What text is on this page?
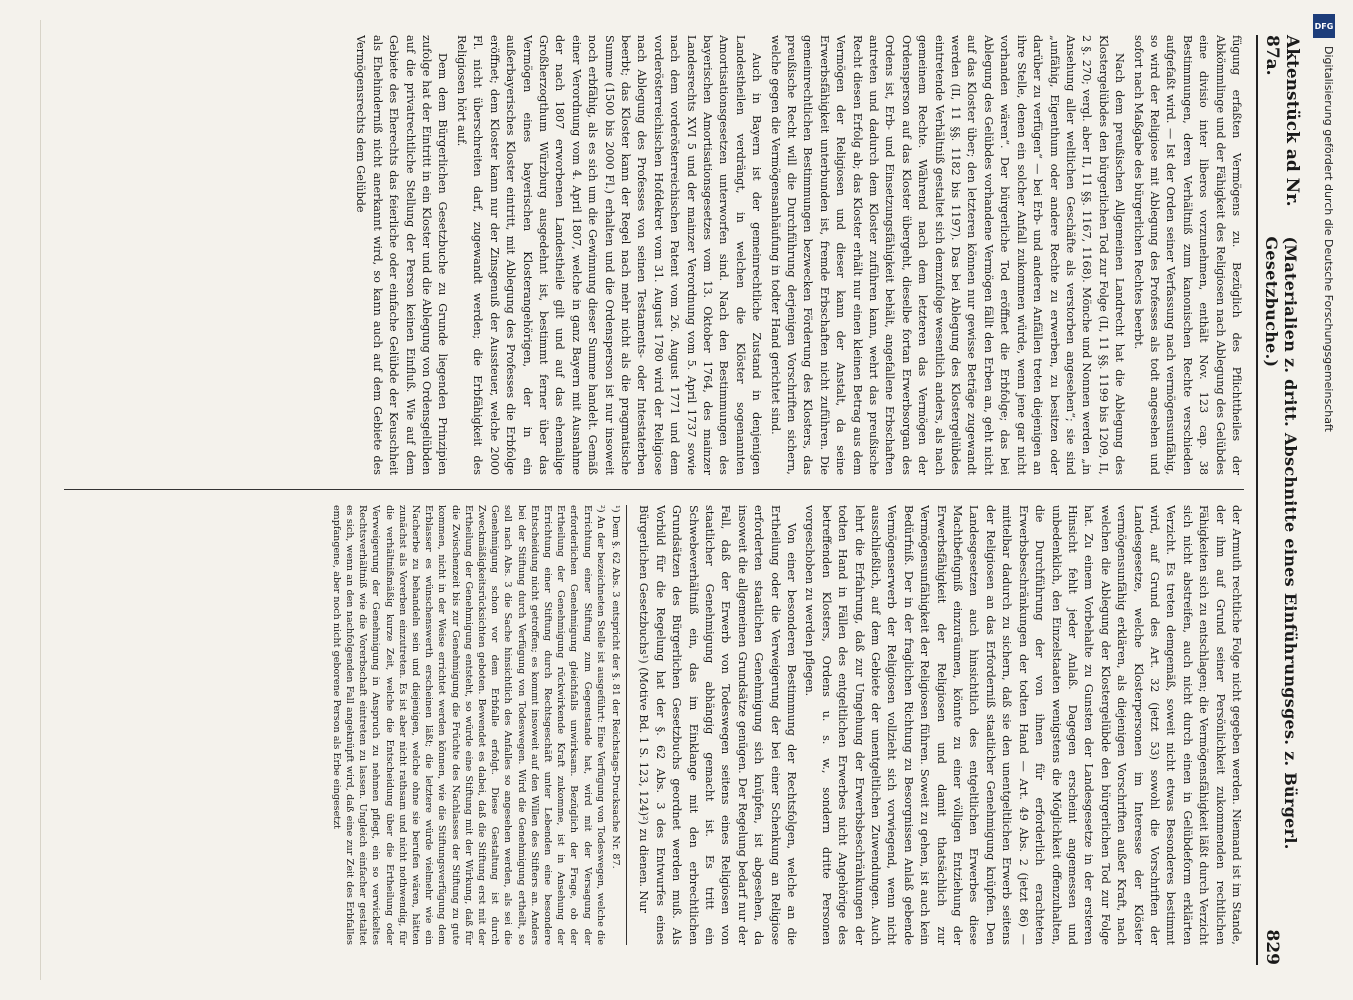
Aktenstück ad Nr. 87a.
(Materialien z. dritt. Abschnitte eines Einführungsges. z. Bürgerl. Gesetzbuche.)
829

fügung erfaßten Vermögens zu. Bezüglich des Pflichttheiles der Abkömmlinge und der Fähigkeit des Religiosen nach Ablegung des Gelübdes eine divisio inter liberos vorzunehmen, enthält Nov. 123 cap. 38 Bestimmungen, deren Verhältniß zum kanonischen Rechte verschieden aufgefaßt wird. — Ist der Orden seiner Verfassung nach vermögensunfähig, so wird der Religiose mit Ablegung des Professes als todt angesehen und sofort nach Maßgabe des bürgerlichen Rechtes beerbt.

Nach dem preußischen Allgemeinen Landrecht hat die Ablegung des Klostergelübdes den bürgerlichen Tod zur Folge (II, 11 §§. 1199 bis 1209, II, 2 §. 270; vergl. aber II, 11 §§. 1167, 1168). Mönche und Nonnen werden „in Ansehung aller weltlichen Geschäfte als verstorben angesehen“; sie sind „unfähig, Eigenthum oder andere Rechte zu erwerben, zu besitzen oder darüber zu verfügen“ — bei Erb- und anderen Anfällen treten diejenigen an ihre Stelle, denen ein solcher Anfall zukommen würde, wenn jene gar nicht vorhanden wären“. Der bürgerliche Tod eröffnet die Erbfolge; das bei Ablegung des Gelübdes vorhandene Vermögen fällt den Erben an, geht nicht auf das Kloster über; den letzteren können nur gewisse Beträge zugewandt werden (II, 11 §§. 1182 bis 1197). Das bei Ablegung des Klostergelübdes eintretende Verhältniß gestaltet sich demzufolge wesentlich anders, als nach gemeinem Rechte. Während nach dem letzteren das Vermögen der Ordensperson auf das Kloster übergeht, dieselbe fortan Erwerbsorgan des Ordens ist, Erb- und Einsetzungsfähigkeit behält, angefallene Erbschaften antreten und dadurch dem Kloster zuführen kann, wehrt das preußische Recht diesen Erfolg ab; das Kloster erhält nur einen kleinen Betrag aus dem Vermögen der Religiosen und dieser kann der Anstalt, da seine Erwerbsfähigkeit unterbunden ist, fremde Erbschaften nicht zuführen. Die gemeinrechtlichen Bestimmungen bezwecken Förderung des Klosters, das preußische Recht will die Durchführung derjenigen Vorschriften sichern, welche gegen die Vermögensanhäufung in todter Hand gerichtet sind.

Auch in Bayern ist der gemeinrechtliche Zustand in denjenigen Landestheilen verdrängt, in welchen die Klöster sogenannten Amortisationsgesetzen unterworfen sind. Nach den Bestimmungen des bayerischen Amortisationsgesetzes vom 13. Oktober 1764, des mainzer Landesrechts XVI 5 und der mainzer Verordnung vom 5. April 1737 sowie nach dem vorderösterreichischen Patent vom 26. August 1771 und dem vorderösterreichischen Hofdekret vom 31. August 1780 wird der Religiose nach Ablegung des Professes von seinen Testaments- oder Intestaterben beerbt; das Kloster kann der Regel nach mehr nicht als die pragmatische Summe (1500 bis 2000 Fl.) erhalten und die Ordensperson ist nur insoweit noch erbfähig, als es sich um die Gewinnung dieser Summe handelt. Gemäß einer Verordnung vom 4. April 1807, welche in ganz Bayern mit Ausnahme der nach 1807 erworbenen Landestheile gilt und auf das ehemalige Großherzogthum Würzburg ausgedehnt ist, bestimmt ferner über das Vermögen eines bayerischen Klosterangehörigen, der in ein außerbayerisches Kloster eintritt, mit Ablegung des Professes die Erbfolge eröffnet; dem Kloster kann nur der Zinsgenuß der Aussteuer, welche 2000 Fl. nicht überschreiten darf, zugewandt werden; die Erbfähigkeit des Religiosen hört auf.

Dem dem Bürgerlichen Gesetzbuche zu Grunde liegenden Prinzipien zufolge hat der Eintritt in ein Kloster und die Ablegung von Ordensgelübden auf die privatrechtliche Stellung der Person keinen Einfluß. Wie auf dem Gebiete des Eherechts das feierliche oder einfache Gelübde der Keuschheit als Ehehinderniß nicht anerkannt wird, so kann auch auf dem Gebiete des Vermögensrechts dem Gelübde

der Armuth rechtliche Folge nicht gegeben werden. Niemand ist im Stande, der ihm auf Grund seiner Persönlichkeit zukommenden rechtlichen Fähigkeiten sich zu entschlagen; die Vermögensfähigkeit läßt durch Verzicht sich nicht abstreifen, auch nicht durch einen in Gelübdeform erklärten Verzicht. Es treten demgemäß, soweit nicht etwas Besonderes bestimmt wird, auf Grund des Art. 32 (jetzt 53) sowohl die Vorschriften der Landesgesetze, welche Klosterpersonen im Interesse der Klöster vermögensunfähig erklären, als diejenigen Vorschriften außer Kraft, nach welchen die Ablegung der Klostergelübde den bürgerlichen Tod zur Folge hat. Zu einem Vorbehalte zu Gunsten der Landesgesetze in der ersteren Hinsicht fehlt jeder Anlaß. Dagegen erscheint angemessen und unbedenklich, den Einzelstaaten wenigstens die Möglichkeit offenzuhalten, die Durchführung der von ihnen für erforderlich erachteten Erwerbsbeschränkungen der todten Hand — Art. 49 Abs. 2 (jetzt 86) — mittelbar dadurch zu sichern, daß sie den unentgeltlichen Erwerb seitens der Religiosen an das Erforderniß staatlicher Genehmigung knüpfen. Den Landesgesetzen auch hinsichtlich des entgeltlichen Erwerbes diese Machtbefugniß einzuräumen, könnte zu einer völligen Entziehung der Erwerbsfähigkeit der Religiosen und damit thatsächlich zur Vermögensunfähigkeit der Religiosen führen. Soweit zu gehen, ist auch kein Bedürfniß. Der in der fraglichen Richtung zu Besorgnissen Anlaß gebende Vermögenserwerb der Religiosen vollzieht sich vorwiegend, wenn nicht ausschließlich, auf dem Gebiete der unentgeltlichen Zuwendungen. Auch lehrt die Erfahrung, daß zur Umgehung der Erwerbsbeschränkungen der todten Hand in Fällen des entgeltlichen Erwerbes nicht Angehörige des betreffenden Klosters, Ordens u. s. w., sondern dritte Personen vorgeschoben zu werden pflegen.

Von einer besonderen Bestimmung der Rechtsfolgen, welche an die Ertheilung oder die Verweigerung der bei einer Schenkung an Religiose erforderten staatlichen Genehmigung sich knüpfen, ist abgesehen, da insoweit die allgemeinen Grundsätze genügen. Der Regelung bedarf nur der Fall, daß der Erwerb von Todeswegen seitens eines Religiosen von staatlicher Genehmigung abhängig gemacht ist. Es tritt ein Schwebeverhältniß ein, das im Einklange mit den erbrechtlichen Grundsätzen des Bürgerlichen Gesetzbuchs geordnet werden muß. Als Vorbild für die Regelung hat der §. 62 Abs. 3 des Entwurfes eines Bürgerlichen Gesetzbuchs¹) (Motive Bd. 1 S. 123, 124)²) zu dienen. Nur

¹) Dem §. 62 Abs. 3 entspricht der §. 81 der Reichstags-Drucksache Nr. 87.

²) An der bezeichneten Stelle ist ausgeführt: Eine Verfügung von Todeswegen, welche die Errichtung einer Stiftung zum Gegenstande hat, wird mit der Versagung der erforderlichen Genehmigung gleichfalls unwirksam. Bezüglich der Frage, ob der Ertheilung der Genehmigung rückwirkende Kraft zukomme, ist in Ansehung der Errichtung einer Stiftung durch Rechtsgeschäft unter Lebenden eine besondere Entscheidung nicht getroffen; es kommt insoweit auf den Willen des Stifters an. Anders bei der Stiftung durch Verfügung von Todeswegen. Wird die Genehmigung ertheilt, so soll nach Abs. 3 die Sache hinsichtlich des Anfalles so angesehen werden, als sei die Genehmigung schon vor dem Erbfalle erfolgt. Diese Gestaltung ist durch Zweckmäßigkeitsrücksichten geboten. Bewendet es dabei, daß die Stiftung erst mit der Ertheilung der Genehmigung entsteht, so würde eine Stiftung mit der Wirkung, daß für die Zwischenzeit bis zur Genehmigung die Früchte des Nachlasses der Stiftung zu gute kommen, nicht in der Weise errichtet werden können, wie die Stiftungsverfügung dem Erblasser es wünschenswerth erscheinen läßt; die letztere würde vielmehr wie ein Nacherbe zu behandeln sein und diejenigen, welche ohne sie berufen wären, hätten zunächst als Vorerben einzutreten. Es ist aber nicht rathsam und nicht nothwendig, für die verhältnißmäßig kurze Zeit, welche die Entscheidung über die Ertheilung oder Verweigerung der Genehmigung in Anspruch zu nehmen pflegt, ein so verwickeltes Rechtsverhältniß wie die Vorerbschaft eintreten zu lassen. Ungleich einfacher gestaltet es sich, wenn an den nachfolgenden Fall angeknüpft wird, daß eine zur Zeit des Erbfalles empfangene, aber noch nicht geborene Person als Erbe eingesetzt

DFG
Digitalisierung gefördert durch die Deutsche Forschungsgemeinschaft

......

AIM:
Where a line in the entries holds "Gesetzbuche", copy that line.

CORRECT RESULT:
(Materialien z. dritt. Abschnitte eines Einführungsges. z. Bürgerl. Gesetzbuche.)
Dem dem Bürgerlichen Gesetzbuche zu Grunde liegenden Prinzipien zufolge hat der Eintritt in ein Kloster und die Ablegung von Ordensgelübden auf die privatrechtliche Stellung der Person keinen Einfluß. Wie auf dem Gebiete des Eherechts das feierliche oder einfache Gelübde der Keuschheit als Ehehinderniß nicht anerkannt wird, so kann auch auf dem Gebiete des Vermögensrechts dem Gelübde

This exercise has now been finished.